**What you need to do**
Gather all lines in the entries below that include the word "bekommert".

------ Material for this exercise

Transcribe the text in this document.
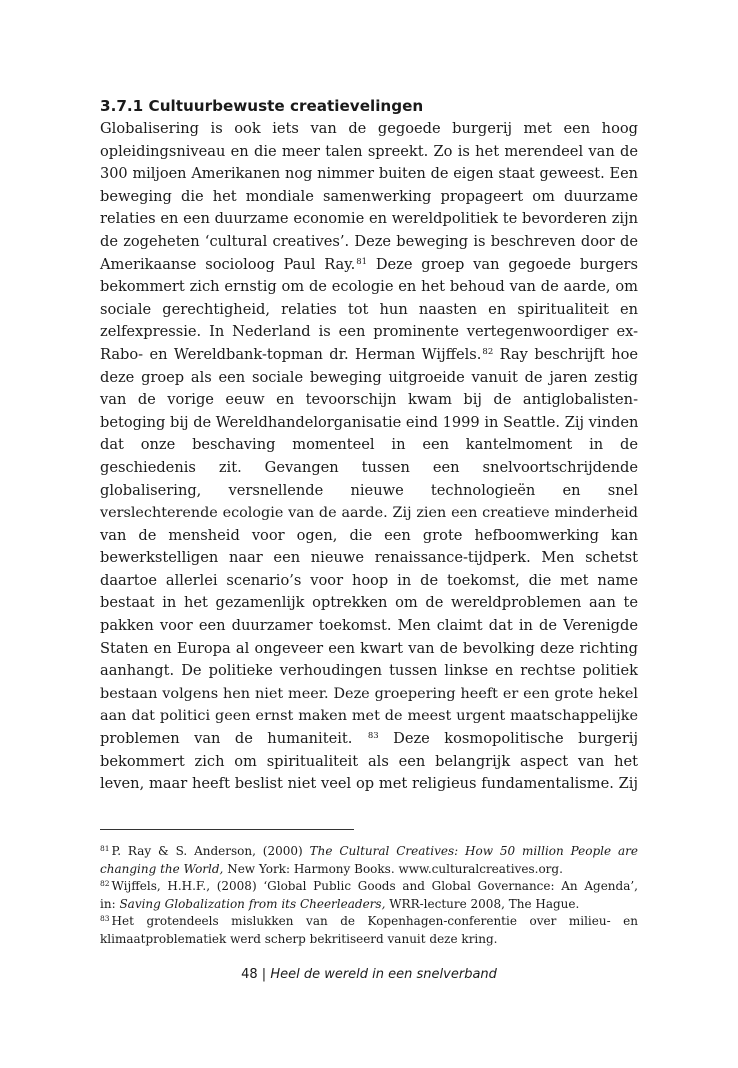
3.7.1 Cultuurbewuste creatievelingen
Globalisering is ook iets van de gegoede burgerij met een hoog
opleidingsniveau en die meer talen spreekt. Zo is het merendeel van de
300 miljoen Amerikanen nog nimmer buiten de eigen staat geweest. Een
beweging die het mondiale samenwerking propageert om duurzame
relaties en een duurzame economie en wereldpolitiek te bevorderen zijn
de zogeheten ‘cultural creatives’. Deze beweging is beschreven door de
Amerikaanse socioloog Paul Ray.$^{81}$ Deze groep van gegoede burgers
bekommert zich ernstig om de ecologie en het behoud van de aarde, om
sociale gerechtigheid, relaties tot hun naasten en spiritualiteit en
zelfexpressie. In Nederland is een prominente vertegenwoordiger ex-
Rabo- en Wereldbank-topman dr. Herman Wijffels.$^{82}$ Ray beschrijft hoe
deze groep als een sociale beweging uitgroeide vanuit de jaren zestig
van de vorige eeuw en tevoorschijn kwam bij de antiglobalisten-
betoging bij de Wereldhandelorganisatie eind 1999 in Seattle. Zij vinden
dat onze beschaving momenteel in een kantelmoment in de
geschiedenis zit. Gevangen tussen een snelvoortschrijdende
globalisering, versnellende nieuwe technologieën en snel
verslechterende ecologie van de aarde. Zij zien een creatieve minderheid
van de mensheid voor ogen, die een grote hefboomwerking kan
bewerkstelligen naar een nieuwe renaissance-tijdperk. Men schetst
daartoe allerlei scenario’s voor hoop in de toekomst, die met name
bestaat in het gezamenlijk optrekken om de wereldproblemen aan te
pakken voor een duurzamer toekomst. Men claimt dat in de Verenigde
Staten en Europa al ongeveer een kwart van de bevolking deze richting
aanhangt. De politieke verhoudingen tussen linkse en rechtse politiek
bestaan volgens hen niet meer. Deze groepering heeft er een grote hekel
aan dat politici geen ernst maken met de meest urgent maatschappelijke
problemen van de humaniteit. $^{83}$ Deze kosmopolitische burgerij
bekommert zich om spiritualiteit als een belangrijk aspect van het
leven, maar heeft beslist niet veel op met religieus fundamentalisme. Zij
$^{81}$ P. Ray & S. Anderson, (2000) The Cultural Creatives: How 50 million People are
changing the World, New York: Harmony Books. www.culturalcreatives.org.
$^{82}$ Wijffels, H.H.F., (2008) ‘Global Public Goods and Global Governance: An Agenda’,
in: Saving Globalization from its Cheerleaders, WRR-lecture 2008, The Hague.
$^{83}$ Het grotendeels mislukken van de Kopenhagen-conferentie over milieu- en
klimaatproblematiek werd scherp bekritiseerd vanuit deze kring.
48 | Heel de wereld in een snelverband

------------
------ Material for this exercise

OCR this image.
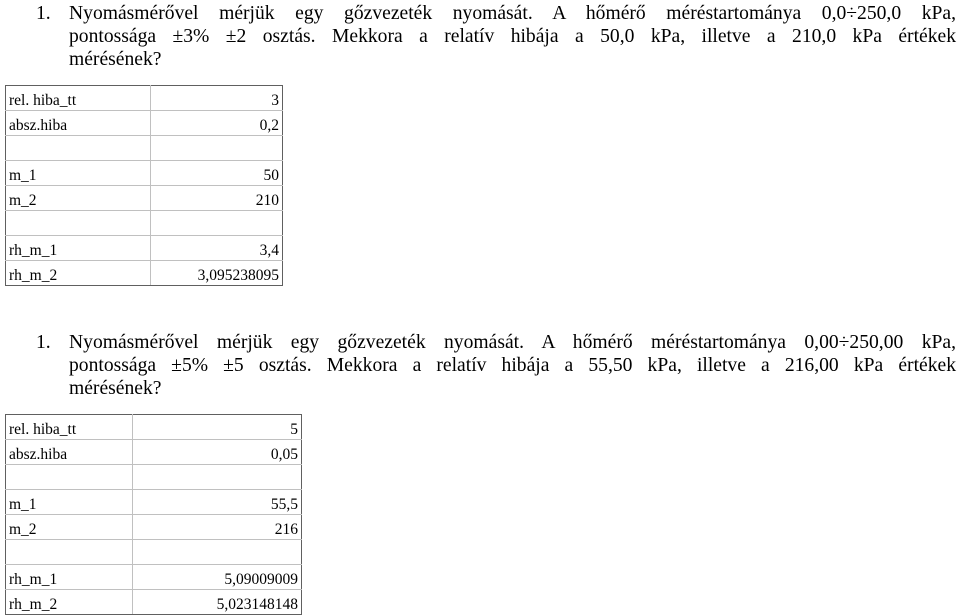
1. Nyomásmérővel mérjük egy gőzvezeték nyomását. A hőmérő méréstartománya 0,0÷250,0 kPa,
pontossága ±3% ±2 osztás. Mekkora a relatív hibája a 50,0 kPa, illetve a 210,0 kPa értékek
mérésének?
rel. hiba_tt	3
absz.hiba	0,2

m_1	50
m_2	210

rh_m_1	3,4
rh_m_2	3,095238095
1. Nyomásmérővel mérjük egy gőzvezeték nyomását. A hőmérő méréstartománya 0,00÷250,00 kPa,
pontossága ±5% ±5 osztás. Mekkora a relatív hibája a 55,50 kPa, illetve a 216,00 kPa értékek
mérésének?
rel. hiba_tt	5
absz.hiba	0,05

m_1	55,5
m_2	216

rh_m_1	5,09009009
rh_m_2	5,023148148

------------
------ Material for this exercise

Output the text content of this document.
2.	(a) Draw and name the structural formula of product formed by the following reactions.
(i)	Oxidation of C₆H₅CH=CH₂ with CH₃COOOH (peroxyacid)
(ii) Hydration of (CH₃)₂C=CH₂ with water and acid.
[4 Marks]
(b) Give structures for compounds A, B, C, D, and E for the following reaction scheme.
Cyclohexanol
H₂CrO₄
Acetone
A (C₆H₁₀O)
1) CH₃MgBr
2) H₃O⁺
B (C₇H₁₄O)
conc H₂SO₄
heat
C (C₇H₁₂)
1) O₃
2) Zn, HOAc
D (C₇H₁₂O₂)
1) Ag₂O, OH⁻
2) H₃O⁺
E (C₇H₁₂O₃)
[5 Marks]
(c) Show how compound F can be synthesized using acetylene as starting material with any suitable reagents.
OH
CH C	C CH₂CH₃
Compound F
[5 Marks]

------------

**Task answer**
bekommert zich ernstig om de ecologie en het behoud van de aarde, om
bekommert zich om spiritualiteit als een belangrijk aspect van het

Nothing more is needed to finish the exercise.